* **WRITTEN PROBLEM**:
Please pick out and copy every line of the items below that contains the string "slash". Case counts.

* **GIVEN DATA**:

_ _ _ _

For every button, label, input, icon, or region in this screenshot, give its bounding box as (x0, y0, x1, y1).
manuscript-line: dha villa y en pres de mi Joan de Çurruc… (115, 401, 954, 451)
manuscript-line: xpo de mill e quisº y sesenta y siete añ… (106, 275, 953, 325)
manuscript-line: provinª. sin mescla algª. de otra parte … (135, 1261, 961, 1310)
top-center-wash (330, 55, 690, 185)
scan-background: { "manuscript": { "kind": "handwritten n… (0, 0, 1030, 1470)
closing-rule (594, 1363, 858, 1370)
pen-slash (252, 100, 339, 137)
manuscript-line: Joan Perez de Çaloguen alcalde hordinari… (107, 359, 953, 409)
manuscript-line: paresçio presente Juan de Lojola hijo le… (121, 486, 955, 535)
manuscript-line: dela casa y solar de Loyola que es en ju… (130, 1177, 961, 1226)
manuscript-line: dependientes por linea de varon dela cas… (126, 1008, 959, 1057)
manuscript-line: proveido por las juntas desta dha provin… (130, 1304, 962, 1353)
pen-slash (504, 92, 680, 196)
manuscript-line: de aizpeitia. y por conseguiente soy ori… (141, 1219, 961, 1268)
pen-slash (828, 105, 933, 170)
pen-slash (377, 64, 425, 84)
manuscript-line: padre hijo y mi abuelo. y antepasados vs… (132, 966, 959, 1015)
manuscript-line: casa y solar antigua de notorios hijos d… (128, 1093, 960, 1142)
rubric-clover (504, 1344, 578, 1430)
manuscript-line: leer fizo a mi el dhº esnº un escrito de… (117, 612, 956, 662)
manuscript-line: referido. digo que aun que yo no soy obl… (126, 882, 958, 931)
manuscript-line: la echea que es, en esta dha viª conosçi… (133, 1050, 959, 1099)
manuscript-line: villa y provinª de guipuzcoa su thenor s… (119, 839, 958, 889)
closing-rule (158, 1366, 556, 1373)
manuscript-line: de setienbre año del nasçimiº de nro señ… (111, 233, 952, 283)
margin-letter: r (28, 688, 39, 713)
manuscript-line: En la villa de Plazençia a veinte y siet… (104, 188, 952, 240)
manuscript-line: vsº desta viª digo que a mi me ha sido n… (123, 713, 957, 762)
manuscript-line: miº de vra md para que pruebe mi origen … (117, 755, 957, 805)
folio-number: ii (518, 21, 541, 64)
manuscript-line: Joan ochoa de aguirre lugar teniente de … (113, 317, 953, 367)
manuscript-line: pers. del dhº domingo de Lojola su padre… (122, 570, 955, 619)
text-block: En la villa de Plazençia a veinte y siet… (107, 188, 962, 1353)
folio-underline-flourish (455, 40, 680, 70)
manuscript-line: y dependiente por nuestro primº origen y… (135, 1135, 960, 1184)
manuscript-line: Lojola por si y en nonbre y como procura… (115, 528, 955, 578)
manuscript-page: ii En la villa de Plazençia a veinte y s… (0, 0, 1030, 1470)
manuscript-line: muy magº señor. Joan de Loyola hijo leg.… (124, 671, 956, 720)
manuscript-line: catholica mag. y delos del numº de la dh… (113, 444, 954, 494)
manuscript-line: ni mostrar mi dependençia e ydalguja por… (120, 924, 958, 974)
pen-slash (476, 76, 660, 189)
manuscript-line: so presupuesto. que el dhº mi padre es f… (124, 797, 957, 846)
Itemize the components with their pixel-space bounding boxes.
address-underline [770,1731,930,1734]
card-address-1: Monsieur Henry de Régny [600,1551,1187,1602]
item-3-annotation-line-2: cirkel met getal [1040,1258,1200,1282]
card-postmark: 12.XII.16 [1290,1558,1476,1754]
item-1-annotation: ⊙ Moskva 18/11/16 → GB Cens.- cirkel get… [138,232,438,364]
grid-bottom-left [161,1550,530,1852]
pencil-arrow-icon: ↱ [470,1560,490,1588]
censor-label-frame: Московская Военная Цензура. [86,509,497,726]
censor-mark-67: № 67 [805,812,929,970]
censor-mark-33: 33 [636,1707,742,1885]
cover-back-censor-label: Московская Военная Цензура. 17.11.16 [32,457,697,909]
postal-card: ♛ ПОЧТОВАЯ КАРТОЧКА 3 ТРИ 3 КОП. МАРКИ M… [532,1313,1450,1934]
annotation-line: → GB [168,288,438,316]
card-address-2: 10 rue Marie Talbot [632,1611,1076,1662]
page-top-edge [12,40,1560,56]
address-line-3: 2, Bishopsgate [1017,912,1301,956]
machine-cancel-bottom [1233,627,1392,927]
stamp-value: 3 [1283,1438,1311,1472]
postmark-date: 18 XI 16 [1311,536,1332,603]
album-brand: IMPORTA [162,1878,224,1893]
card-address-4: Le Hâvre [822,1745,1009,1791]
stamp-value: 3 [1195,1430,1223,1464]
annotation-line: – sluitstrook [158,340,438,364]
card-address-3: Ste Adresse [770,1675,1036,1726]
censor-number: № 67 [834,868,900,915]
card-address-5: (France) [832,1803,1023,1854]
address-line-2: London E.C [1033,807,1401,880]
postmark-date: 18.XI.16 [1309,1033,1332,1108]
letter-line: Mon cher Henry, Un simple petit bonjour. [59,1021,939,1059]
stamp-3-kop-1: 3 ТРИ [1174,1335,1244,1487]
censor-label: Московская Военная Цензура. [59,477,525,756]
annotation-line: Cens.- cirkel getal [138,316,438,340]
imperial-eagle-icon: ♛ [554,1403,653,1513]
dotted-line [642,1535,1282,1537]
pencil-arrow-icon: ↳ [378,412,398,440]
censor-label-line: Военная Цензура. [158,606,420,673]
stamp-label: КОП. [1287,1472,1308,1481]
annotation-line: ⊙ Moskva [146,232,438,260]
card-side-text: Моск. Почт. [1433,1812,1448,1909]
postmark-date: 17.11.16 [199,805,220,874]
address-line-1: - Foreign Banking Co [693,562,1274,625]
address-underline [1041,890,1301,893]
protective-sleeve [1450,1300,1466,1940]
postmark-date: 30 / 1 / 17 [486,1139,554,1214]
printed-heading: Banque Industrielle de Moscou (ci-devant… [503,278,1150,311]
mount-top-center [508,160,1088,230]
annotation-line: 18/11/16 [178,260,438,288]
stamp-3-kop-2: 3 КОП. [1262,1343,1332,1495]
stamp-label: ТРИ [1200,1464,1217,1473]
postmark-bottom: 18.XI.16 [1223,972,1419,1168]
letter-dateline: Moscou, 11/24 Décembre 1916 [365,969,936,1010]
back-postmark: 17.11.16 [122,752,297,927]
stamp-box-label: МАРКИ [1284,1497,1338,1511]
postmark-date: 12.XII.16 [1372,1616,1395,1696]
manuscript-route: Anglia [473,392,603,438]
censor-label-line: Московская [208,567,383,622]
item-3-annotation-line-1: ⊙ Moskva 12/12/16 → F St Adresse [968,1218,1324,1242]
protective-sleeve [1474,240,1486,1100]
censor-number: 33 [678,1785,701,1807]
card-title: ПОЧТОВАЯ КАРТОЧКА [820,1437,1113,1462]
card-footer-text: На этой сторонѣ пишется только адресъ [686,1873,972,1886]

_ _ _ _

* **WORKED SOLUTION**:
pen-slash (252, 100, 339, 137)
pen-slash (504, 92, 680, 196)
pen-slash (828, 105, 933, 170)
pen-slash (377, 64, 425, 84)
pen-slash (476, 76, 660, 189)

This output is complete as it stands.